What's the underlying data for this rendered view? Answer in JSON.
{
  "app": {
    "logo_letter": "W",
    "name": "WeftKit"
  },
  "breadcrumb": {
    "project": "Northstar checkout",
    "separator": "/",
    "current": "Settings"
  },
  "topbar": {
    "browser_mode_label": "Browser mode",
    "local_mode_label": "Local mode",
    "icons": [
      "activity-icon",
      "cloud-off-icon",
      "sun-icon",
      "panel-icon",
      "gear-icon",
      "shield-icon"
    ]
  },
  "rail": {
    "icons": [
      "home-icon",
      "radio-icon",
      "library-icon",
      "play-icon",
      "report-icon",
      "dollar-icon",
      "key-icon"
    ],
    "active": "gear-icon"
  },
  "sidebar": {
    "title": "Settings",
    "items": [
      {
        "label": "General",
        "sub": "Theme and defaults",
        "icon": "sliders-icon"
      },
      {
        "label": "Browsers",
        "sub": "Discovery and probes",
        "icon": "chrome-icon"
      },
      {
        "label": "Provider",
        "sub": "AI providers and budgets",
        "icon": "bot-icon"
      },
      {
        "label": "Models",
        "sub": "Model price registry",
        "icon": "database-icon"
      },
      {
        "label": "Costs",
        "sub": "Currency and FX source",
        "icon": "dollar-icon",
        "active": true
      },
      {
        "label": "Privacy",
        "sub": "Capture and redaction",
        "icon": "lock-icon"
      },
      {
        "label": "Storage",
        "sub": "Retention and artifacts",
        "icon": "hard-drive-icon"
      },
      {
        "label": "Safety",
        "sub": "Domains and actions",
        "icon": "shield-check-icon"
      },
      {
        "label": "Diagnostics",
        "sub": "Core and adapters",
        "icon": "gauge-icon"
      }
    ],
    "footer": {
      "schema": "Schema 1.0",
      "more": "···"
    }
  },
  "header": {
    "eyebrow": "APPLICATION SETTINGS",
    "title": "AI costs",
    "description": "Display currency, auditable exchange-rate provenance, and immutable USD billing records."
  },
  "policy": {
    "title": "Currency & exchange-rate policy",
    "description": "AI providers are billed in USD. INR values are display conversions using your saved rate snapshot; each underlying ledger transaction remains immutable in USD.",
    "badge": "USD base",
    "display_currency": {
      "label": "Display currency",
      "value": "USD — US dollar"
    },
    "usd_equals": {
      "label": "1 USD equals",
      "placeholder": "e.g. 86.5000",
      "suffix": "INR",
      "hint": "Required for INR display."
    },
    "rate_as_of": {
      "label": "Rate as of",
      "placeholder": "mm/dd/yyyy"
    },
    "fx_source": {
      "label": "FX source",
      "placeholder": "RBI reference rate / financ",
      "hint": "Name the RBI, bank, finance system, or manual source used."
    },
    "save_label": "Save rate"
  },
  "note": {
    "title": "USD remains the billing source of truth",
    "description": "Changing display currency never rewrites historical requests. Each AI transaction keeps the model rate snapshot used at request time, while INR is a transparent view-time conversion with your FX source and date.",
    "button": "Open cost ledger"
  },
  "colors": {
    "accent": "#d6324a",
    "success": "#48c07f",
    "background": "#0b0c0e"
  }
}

## GIVEN INSTRUCTION
Copy every line of the records above that holds the word "ledger".

## EXERCISE RESULT
    "description": "AI providers are billed in USD. INR values are display conversions using your saved rate snapshot; each underlying ledger transaction remains immutable in USD.",
    "button": "Open cost ledger"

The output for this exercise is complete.